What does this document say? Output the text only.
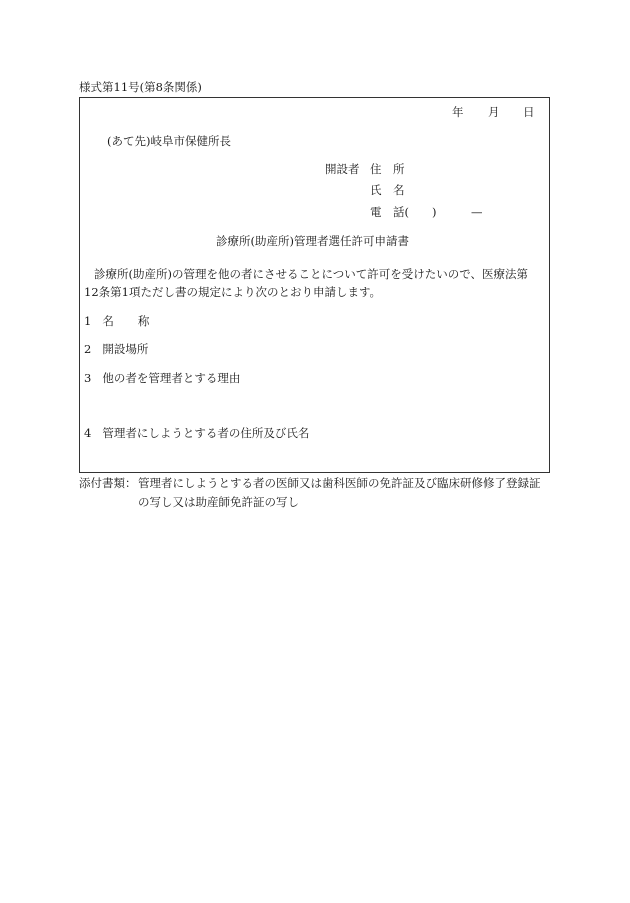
様式第11号(第8条関係)
年 月 日
(あて先)岐阜市保健所長
開設者 住　所
氏　名
電　話(　　)　　　—
診療所(助産所)管理者選任許可申請書
診療所(助産所)の管理を他の者にさせることについて許可を受けたいので、医療法第
12条第1項ただし書の規定により次のとおり申請します。
1 名 称
2 開設場所
3 他の者を管理者とする理由
4 管理者にしようとする者の住所及び氏名
添付書類： 管理者にしようとする者の医師又は歯科医師の免許証及び臨床研修修了登録証
の写し又は助産師免許証の写し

***

Repeat the material above word for word, please, apart from its images.

== RESULT OF THE EXERCISE ==
What does this document say? Output the text only.
様式第11号(第8条関係)
年 月 日
(あて先)岐阜市保健所長
開設者 住　所
氏　名
電　話(　　)　　　—
診療所(助産所)管理者選任許可申請書
診療所(助産所)の管理を他の者にさせることについて許可を受けたいので、医療法第
12条第1項ただし書の規定により次のとおり申請します。
1 名 称
2 開設場所
3 他の者を管理者とする理由
4 管理者にしようとする者の住所及び氏名
添付書類： 管理者にしようとする者の医師又は歯科医師の免許証及び臨床研修修了登録証
の写し又は助産師免許証の写し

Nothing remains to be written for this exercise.